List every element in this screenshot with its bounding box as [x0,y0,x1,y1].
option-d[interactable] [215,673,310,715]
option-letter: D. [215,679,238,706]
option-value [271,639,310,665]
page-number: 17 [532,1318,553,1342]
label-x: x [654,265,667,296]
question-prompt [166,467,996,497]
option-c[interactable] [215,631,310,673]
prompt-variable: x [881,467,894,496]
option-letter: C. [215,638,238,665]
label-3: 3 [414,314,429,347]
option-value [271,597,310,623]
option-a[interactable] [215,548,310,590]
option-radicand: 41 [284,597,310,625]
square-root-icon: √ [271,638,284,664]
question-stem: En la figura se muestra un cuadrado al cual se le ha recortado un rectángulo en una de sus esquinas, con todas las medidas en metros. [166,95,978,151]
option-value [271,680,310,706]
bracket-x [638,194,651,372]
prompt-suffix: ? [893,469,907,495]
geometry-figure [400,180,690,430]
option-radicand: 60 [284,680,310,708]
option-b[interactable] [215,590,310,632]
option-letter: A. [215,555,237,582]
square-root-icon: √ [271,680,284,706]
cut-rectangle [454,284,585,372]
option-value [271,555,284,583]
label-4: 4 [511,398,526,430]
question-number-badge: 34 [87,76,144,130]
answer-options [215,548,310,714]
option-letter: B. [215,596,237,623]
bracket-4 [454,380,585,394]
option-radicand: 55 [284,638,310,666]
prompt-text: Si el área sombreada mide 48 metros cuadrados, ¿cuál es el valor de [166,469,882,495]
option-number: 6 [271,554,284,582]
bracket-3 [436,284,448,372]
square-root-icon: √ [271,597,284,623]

==========

# Work to do:
Turn the lines above into a Markdown table with two columns, No. and Line. Give each non-blank line its own numbered row.

# Response for this exercise:
| No. | Line |
|---|---|
| 1 | List every element in this screenshot with its bounding box as [x0,y0,x1,y1]. |
| 2 | option-d[interactable] [215,673,310,715] |
| 3 | option-letter: D. [215,679,238,706] |
| 4 | option-value [271,639,310,665] |
| 5 | page-number: 17 [532,1318,553,1342] |
| 6 | label-x: x [654,265,667,296] |
| 7 | question-prompt [166,467,996,497] |
| 8 | option-c[interactable] [215,631,310,673] |
| 9 | prompt-variable: x [881,467,894,496] |
| 10 | option-letter: C. [215,638,238,665] |
| 11 | label-3: 3 [414,314,429,347] |
| 12 | option-value [271,597,310,623] |
| 13 | option-a[interactable] [215,548,310,590] |
| 14 | option-radicand: 41 [284,597,310,625] |
| 15 | square-root-icon: √ [271,638,284,664] |
| 16 | question-stem: En la figura se muestra un cuadrado al cual se le ha recortado un rectángulo en una de sus esquinas, con todas las medidas en metros. [166,95,978,151] |
| 17 | option-value [271,680,310,706] |
| 18 | bracket-x [638,194,651,372] |
| 19 | prompt-suffix: ? [893,469,907,495] |
| 20 | geometry-figure [400,180,690,430] |
| 21 | option-radicand: 60 [284,680,310,708] |
| 22 | option-b[interactable] [215,590,310,632] |
| 23 | option-letter: A. [215,555,237,582] |
| 24 | square-root-icon: √ [271,680,284,706] |
| 25 | cut-rectangle [454,284,585,372] |
| 26 | option-value [271,555,284,583] |
| 27 | label-4: 4 [511,398,526,430] |
| 28 | question-number-badge: 34 [87,76,144,130] |
| 29 | answer-options [215,548,310,714] |
| 30 | option-letter: B. [215,596,237,623] |
| 31 | bracket-4 [454,380,585,394] |
| 32 | option-radicand: 55 [284,638,310,666] |
| 33 | prompt-text: Si el área sombreada mide 48 metros cuadrados, ¿cuál es el valor de [166,469,882,495] |
| 34 | option-number: 6 [271,554,284,582] |
| 35 | bracket-3 [436,284,448,372] |
| 36 | square-root-icon: √ [271,597,284,623] |